--- begin Listing ---

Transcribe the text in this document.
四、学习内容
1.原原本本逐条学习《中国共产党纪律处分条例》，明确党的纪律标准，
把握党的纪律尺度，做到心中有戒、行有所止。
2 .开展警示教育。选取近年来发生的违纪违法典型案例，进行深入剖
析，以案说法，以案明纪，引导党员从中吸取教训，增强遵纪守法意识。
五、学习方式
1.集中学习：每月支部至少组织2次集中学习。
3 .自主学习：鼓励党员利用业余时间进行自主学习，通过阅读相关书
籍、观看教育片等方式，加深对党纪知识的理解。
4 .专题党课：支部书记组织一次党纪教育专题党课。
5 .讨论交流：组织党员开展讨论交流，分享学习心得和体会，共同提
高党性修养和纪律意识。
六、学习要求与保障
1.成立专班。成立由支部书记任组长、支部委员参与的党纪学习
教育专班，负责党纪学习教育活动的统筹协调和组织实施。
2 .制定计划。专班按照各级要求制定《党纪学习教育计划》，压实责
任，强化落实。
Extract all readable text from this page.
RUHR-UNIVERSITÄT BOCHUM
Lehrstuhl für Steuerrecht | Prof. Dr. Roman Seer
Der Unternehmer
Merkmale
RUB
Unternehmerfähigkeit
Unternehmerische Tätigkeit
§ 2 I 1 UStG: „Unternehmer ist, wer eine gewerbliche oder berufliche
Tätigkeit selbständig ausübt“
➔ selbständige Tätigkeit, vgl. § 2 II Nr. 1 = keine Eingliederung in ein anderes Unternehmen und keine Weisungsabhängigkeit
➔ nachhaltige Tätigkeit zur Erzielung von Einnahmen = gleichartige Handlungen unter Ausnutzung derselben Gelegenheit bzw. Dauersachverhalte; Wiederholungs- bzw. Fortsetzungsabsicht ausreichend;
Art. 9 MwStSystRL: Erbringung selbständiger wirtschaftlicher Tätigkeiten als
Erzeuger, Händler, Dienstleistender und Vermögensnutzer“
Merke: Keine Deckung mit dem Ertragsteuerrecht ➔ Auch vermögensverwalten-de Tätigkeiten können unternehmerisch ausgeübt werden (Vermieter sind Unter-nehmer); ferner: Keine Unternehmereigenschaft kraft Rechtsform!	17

--- end Listing ---

** Instructions for the task **
The records above should be restated word for word, please.

** Expected answer **
Transcribe the text in this document.
四、学习内容
1.原原本本逐条学习《中国共产党纪律处分条例》，明确党的纪律标准，
把握党的纪律尺度，做到心中有戒、行有所止。
2 .开展警示教育。选取近年来发生的违纪违法典型案例，进行深入剖
析，以案说法，以案明纪，引导党员从中吸取教训，增强遵纪守法意识。
五、学习方式
1.集中学习：每月支部至少组织2次集中学习。
3 .自主学习：鼓励党员利用业余时间进行自主学习，通过阅读相关书
籍、观看教育片等方式，加深对党纪知识的理解。
4 .专题党课：支部书记组织一次党纪教育专题党课。
5 .讨论交流：组织党员开展讨论交流，分享学习心得和体会，共同提
高党性修养和纪律意识。
六、学习要求与保障
1.成立专班。成立由支部书记任组长、支部委员参与的党纪学习
教育专班，负责党纪学习教育活动的统筹协调和组织实施。
2 .制定计划。专班按照各级要求制定《党纪学习教育计划》，压实责
任，强化落实。
Extract all readable text from this page.
RUHR-UNIVERSITÄT BOCHUM
Lehrstuhl für Steuerrecht | Prof. Dr. Roman Seer
Der Unternehmer
Merkmale
RUB
Unternehmerfähigkeit
Unternehmerische Tätigkeit
§ 2 I 1 UStG: „Unternehmer ist, wer eine gewerbliche oder berufliche
Tätigkeit selbständig ausübt“
➔ selbständige Tätigkeit, vgl. § 2 II Nr. 1 = keine Eingliederung in ein anderes Unternehmen und keine Weisungsabhängigkeit
➔ nachhaltige Tätigkeit zur Erzielung von Einnahmen = gleichartige Handlungen unter Ausnutzung derselben Gelegenheit bzw. Dauersachverhalte; Wiederholungs- bzw. Fortsetzungsabsicht ausreichend;
Art. 9 MwStSystRL: Erbringung selbständiger wirtschaftlicher Tätigkeiten als
Erzeuger, Händler, Dienstleistender und Vermögensnutzer“
Merke: Keine Deckung mit dem Ertragsteuerrecht ➔ Auch vermögensverwalten-de Tätigkeiten können unternehmerisch ausgeübt werden (Vermieter sind Unter-nehmer); ferner: Keine Unternehmereigenschaft kraft Rechtsform!	17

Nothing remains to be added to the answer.